(Data entries)

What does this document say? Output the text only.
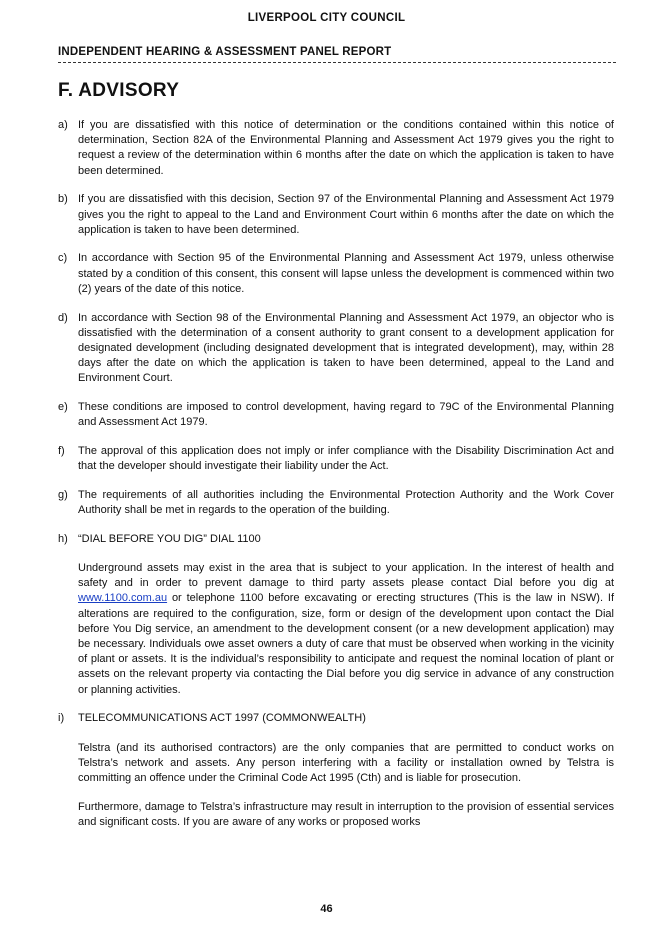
LIVERPOOL CITY COUNCIL
INDEPENDENT HEARING & ASSESSMENT PANEL REPORT
F. ADVISORY
a) If you are dissatisfied with this notice of determination or the conditions contained within this notice of determination, Section 82A of the Environmental Planning and Assessment Act 1979 gives you the right to request a review of the determination within 6 months after the date on which the application is taken to have been determined.
b) If you are dissatisfied with this decision, Section 97 of the Environmental Planning and Assessment Act 1979 gives you the right to appeal to the Land and Environment Court within 6 months after the date on which the application is taken to have been determined.
c) In accordance with Section 95 of the Environmental Planning and Assessment Act 1979, unless otherwise stated by a condition of this consent, this consent will lapse unless the development is commenced within two (2) years of the date of this notice.
d) In accordance with Section 98 of the Environmental Planning and Assessment Act 1979, an objector who is dissatisfied with the determination of a consent authority to grant consent to a development application for designated development (including designated development that is integrated development), may, within 28 days after the date on which the application is taken to have been determined, appeal to the Land and Environment Court.
e) These conditions are imposed to control development, having regard to 79C of the Environmental Planning and Assessment Act 1979.
f) The approval of this application does not imply or infer compliance with the Disability Discrimination Act and that the developer should investigate their liability under the Act.
g) The requirements of all authorities including the Environmental Protection Authority and the Work Cover Authority shall be met in regards to the operation of the building.
h) “DIAL BEFORE YOU DIG” DIAL 1100
Underground assets may exist in the area that is subject to your application. In the interest of health and safety and in order to prevent damage to third party assets please contact Dial before you dig at www.1100.com.au or telephone 1100 before excavating or erecting structures (This is the law in NSW). If alterations are required to the configuration, size, form or design of the development upon contact the Dial before You Dig service, an amendment to the development consent (or a new development application) may be necessary. Individuals owe asset owners a duty of care that must be observed when working in the vicinity of plant or assets. It is the individual’s responsibility to anticipate and request the nominal location of plant or assets on the relevant property via contacting the Dial before you dig service in advance of any construction or planning activities.
i) TELECOMMUNICATIONS ACT 1997 (COMMONWEALTH)
Telstra (and its authorised contractors) are the only companies that are permitted to conduct works on Telstra’s network and assets. Any person interfering with a facility or installation owned by Telstra is committing an offence under the Criminal Code Act 1995 (Cth) and is liable for prosecution.
Furthermore, damage to Telstra’s infrastructure may result in interruption to the provision of essential services and significant costs. If you are aware of any works or proposed works
46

Objective
Set the listing down in full and exactly. Pictures within it should not appear in the copy.

Answer in full
What does this document say? Output the text only.
LIVERPOOL CITY COUNCIL
INDEPENDENT HEARING & ASSESSMENT PANEL REPORT
F. ADVISORY
a) If you are dissatisfied with this notice of determination or the conditions contained within this notice of determination, Section 82A of the Environmental Planning and Assessment Act 1979 gives you the right to request a review of the determination within 6 months after the date on which the application is taken to have been determined.
b) If you are dissatisfied with this decision, Section 97 of the Environmental Planning and Assessment Act 1979 gives you the right to appeal to the Land and Environment Court within 6 months after the date on which the application is taken to have been determined.
c) In accordance with Section 95 of the Environmental Planning and Assessment Act 1979, unless otherwise stated by a condition of this consent, this consent will lapse unless the development is commenced within two (2) years of the date of this notice.
d) In accordance with Section 98 of the Environmental Planning and Assessment Act 1979, an objector who is dissatisfied with the determination of a consent authority to grant consent to a development application for designated development (including designated development that is integrated development), may, within 28 days after the date on which the application is taken to have been determined, appeal to the Land and Environment Court.
e) These conditions are imposed to control development, having regard to 79C of the Environmental Planning and Assessment Act 1979.
f) The approval of this application does not imply or infer compliance with the Disability Discrimination Act and that the developer should investigate their liability under the Act.
g) The requirements of all authorities including the Environmental Protection Authority and the Work Cover Authority shall be met in regards to the operation of the building.
h) “DIAL BEFORE YOU DIG” DIAL 1100
Underground assets may exist in the area that is subject to your application. In the interest of health and safety and in order to prevent damage to third party assets please contact Dial before you dig at www.1100.com.au or telephone 1100 before excavating or erecting structures (This is the law in NSW). If alterations are required to the configuration, size, form or design of the development upon contact the Dial before You Dig service, an amendment to the development consent (or a new development application) may be necessary. Individuals owe asset owners a duty of care that must be observed when working in the vicinity of plant or assets. It is the individual’s responsibility to anticipate and request the nominal location of plant or assets on the relevant property via contacting the Dial before you dig service in advance of any construction or planning activities.
i) TELECOMMUNICATIONS ACT 1997 (COMMONWEALTH)
Telstra (and its authorised contractors) are the only companies that are permitted to conduct works on Telstra’s network and assets. Any person interfering with a facility or installation owned by Telstra is committing an offence under the Criminal Code Act 1995 (Cth) and is liable for prosecution.
Furthermore, damage to Telstra’s infrastructure may result in interruption to the provision of essential services and significant costs. If you are aware of any works or proposed works
46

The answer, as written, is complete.